- **Your objective**:
Extract all lines that hold "underlying" from the records below.

[Source records]

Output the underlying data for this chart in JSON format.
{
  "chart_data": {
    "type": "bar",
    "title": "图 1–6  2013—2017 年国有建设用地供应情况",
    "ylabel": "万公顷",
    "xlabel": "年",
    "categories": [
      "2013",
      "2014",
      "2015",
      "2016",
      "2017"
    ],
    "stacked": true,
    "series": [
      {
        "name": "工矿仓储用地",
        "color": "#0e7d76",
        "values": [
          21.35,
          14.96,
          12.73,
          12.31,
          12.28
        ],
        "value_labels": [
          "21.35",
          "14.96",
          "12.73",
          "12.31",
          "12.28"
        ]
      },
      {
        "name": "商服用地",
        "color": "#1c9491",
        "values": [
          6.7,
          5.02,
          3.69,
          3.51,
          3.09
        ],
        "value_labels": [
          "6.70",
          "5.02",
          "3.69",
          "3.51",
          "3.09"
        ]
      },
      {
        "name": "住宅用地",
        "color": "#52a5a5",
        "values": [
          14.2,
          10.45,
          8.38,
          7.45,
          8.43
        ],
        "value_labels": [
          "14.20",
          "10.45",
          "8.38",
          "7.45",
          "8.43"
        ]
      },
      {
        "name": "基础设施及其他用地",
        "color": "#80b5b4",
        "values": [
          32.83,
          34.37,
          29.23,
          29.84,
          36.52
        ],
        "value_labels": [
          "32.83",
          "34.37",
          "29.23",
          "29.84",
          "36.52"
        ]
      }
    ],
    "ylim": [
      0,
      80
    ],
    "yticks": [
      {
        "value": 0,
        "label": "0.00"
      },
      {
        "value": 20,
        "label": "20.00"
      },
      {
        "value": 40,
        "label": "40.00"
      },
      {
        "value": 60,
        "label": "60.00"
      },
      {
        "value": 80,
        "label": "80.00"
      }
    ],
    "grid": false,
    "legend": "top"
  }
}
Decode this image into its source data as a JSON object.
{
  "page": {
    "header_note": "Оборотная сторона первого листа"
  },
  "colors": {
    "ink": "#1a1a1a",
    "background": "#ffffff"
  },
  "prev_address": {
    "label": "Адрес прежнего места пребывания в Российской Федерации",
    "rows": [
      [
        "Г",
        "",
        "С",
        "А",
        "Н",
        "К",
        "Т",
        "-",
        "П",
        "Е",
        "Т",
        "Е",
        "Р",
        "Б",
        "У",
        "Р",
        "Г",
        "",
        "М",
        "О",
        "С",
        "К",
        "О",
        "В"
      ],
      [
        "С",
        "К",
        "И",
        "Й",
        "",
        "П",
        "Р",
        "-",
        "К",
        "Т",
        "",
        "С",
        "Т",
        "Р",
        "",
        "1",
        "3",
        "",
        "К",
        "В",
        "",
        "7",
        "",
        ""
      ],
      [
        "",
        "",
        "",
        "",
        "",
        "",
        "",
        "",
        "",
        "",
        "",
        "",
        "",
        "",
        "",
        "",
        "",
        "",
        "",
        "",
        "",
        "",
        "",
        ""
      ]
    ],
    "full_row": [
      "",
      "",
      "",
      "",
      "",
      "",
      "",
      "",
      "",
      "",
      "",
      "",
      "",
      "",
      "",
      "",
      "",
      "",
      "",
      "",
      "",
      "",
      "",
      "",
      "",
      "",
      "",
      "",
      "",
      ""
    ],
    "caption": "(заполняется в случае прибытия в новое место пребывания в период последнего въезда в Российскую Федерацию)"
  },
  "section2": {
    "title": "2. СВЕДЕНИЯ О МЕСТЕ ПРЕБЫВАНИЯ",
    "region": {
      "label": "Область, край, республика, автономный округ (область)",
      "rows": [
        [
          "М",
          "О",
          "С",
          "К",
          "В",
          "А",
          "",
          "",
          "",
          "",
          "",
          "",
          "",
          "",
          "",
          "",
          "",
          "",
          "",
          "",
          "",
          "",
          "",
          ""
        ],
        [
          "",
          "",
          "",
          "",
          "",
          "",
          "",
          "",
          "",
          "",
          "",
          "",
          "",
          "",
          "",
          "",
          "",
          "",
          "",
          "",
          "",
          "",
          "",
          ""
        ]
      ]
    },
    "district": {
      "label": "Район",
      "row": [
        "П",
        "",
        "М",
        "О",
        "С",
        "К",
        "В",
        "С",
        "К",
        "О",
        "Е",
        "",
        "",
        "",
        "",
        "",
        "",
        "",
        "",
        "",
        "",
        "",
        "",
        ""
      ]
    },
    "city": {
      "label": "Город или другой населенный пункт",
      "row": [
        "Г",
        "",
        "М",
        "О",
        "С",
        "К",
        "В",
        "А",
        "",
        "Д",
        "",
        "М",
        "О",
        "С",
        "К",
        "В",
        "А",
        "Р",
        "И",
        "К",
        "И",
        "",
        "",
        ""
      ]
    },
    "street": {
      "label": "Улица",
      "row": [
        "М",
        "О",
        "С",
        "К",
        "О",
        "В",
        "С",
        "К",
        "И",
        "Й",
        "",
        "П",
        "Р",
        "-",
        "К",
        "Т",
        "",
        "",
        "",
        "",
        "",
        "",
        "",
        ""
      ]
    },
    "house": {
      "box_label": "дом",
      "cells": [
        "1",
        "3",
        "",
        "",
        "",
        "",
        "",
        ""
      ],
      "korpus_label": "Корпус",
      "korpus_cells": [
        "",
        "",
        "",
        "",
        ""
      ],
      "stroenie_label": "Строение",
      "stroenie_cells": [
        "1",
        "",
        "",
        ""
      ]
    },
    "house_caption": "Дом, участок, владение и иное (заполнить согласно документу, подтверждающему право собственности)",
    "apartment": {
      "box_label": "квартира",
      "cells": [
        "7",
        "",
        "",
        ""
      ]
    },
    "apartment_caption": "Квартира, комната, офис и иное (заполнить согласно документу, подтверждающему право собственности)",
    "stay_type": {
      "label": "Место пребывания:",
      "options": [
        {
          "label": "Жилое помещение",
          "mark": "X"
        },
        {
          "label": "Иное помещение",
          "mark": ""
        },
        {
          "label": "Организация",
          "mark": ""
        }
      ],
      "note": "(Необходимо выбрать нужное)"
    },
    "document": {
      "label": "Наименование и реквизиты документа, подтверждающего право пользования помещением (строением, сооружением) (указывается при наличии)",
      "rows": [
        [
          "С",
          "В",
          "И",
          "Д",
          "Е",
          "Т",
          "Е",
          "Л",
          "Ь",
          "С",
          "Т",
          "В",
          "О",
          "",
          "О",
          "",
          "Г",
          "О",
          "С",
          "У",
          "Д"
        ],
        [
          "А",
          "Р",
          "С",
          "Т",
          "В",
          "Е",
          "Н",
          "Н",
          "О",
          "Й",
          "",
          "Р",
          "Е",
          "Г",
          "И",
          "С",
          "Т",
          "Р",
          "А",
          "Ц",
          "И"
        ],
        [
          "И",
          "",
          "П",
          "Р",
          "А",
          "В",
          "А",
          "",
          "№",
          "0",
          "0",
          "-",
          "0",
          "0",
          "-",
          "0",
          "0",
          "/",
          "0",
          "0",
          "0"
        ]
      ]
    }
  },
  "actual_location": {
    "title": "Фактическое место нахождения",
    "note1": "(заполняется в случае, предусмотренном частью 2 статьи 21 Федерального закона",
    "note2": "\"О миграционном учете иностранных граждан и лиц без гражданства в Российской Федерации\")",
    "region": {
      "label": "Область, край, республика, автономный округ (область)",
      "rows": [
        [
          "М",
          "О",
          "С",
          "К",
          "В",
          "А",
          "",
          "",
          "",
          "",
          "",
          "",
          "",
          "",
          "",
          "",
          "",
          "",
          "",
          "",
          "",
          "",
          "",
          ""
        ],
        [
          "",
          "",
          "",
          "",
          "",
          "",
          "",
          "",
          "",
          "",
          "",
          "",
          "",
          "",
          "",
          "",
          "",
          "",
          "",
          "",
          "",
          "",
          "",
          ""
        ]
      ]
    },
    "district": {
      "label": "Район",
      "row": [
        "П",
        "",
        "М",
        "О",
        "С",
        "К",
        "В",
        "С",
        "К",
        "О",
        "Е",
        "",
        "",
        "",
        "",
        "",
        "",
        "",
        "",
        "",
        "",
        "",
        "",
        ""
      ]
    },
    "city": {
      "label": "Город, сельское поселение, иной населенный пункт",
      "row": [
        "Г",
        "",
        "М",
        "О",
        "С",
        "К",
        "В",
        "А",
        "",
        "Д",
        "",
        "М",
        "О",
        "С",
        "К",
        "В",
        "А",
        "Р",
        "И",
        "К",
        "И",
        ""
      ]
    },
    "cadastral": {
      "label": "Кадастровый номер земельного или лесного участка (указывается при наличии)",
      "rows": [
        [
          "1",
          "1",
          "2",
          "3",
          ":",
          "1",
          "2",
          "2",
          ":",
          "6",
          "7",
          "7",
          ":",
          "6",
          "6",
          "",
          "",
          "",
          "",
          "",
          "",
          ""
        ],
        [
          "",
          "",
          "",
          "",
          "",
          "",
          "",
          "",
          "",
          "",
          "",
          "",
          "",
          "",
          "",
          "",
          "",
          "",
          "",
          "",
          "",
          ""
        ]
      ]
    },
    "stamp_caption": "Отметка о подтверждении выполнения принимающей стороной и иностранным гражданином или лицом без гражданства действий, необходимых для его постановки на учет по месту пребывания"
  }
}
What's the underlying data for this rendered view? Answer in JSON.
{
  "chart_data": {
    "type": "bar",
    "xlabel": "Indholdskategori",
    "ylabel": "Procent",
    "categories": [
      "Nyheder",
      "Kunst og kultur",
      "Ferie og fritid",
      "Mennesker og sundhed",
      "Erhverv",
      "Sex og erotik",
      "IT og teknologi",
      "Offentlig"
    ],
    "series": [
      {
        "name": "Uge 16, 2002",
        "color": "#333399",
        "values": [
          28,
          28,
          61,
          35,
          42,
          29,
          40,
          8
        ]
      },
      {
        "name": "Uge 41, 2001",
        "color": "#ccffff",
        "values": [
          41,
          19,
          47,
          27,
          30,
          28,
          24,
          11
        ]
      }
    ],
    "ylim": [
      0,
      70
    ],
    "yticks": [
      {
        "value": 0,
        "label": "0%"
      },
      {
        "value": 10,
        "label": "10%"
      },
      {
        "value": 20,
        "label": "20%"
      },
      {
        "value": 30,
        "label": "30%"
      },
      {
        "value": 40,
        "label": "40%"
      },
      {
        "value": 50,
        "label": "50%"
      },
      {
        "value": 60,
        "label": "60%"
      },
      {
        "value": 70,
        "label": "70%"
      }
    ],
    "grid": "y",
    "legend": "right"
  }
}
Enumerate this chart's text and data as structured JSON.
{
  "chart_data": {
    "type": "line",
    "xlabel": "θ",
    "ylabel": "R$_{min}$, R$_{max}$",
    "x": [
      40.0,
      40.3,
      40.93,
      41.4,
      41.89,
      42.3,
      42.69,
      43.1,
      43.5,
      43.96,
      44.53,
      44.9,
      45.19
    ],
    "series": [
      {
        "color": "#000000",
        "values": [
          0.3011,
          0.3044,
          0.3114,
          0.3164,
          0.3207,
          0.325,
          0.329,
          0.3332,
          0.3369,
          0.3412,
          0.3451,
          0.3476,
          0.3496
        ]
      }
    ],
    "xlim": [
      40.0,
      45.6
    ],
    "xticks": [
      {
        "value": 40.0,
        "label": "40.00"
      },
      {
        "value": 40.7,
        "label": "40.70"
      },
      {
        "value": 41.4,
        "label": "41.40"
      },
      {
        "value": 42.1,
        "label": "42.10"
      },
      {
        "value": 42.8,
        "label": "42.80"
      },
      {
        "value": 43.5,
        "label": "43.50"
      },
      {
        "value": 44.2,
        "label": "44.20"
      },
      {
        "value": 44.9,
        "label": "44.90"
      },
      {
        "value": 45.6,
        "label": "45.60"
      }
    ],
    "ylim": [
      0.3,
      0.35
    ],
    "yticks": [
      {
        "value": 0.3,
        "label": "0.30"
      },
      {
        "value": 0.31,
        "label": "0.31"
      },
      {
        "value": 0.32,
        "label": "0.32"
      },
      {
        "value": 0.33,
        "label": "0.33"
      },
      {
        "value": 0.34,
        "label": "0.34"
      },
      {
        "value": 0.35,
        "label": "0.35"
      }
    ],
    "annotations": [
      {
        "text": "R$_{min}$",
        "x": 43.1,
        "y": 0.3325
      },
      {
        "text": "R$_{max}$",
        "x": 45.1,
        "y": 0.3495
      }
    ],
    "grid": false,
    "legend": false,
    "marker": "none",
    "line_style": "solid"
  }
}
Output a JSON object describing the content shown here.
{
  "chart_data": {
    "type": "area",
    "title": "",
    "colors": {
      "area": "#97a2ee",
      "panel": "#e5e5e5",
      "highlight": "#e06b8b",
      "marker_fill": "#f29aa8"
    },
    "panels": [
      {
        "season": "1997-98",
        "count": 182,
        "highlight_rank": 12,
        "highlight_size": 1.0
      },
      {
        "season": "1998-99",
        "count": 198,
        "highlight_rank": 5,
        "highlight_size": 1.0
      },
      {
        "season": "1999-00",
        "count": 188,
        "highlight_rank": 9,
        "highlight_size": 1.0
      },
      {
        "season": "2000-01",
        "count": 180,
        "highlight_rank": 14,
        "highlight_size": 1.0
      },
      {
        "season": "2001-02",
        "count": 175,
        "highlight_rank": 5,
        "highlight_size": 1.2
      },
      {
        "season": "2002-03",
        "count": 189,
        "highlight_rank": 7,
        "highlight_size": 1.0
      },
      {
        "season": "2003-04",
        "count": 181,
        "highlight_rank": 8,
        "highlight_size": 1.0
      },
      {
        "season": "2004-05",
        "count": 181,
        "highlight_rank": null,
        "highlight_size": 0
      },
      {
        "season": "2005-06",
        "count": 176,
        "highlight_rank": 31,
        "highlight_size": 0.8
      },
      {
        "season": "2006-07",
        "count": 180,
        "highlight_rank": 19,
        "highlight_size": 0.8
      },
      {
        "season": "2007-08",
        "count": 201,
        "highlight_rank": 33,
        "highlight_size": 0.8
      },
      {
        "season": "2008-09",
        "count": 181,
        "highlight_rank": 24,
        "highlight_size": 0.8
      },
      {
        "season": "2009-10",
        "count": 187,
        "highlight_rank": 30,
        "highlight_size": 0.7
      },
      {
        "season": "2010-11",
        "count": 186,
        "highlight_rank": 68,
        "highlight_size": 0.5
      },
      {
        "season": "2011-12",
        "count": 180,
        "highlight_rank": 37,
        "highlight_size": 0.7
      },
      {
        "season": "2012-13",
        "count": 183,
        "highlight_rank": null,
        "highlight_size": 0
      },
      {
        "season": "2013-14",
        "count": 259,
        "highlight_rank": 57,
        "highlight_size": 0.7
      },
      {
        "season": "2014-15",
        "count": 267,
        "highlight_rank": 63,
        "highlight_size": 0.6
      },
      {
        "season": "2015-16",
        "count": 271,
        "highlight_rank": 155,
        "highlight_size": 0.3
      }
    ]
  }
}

- **Result for this task**:
Output the underlying data for this chart in JSON format.
What's the underlying data for this rendered view? Answer in JSON.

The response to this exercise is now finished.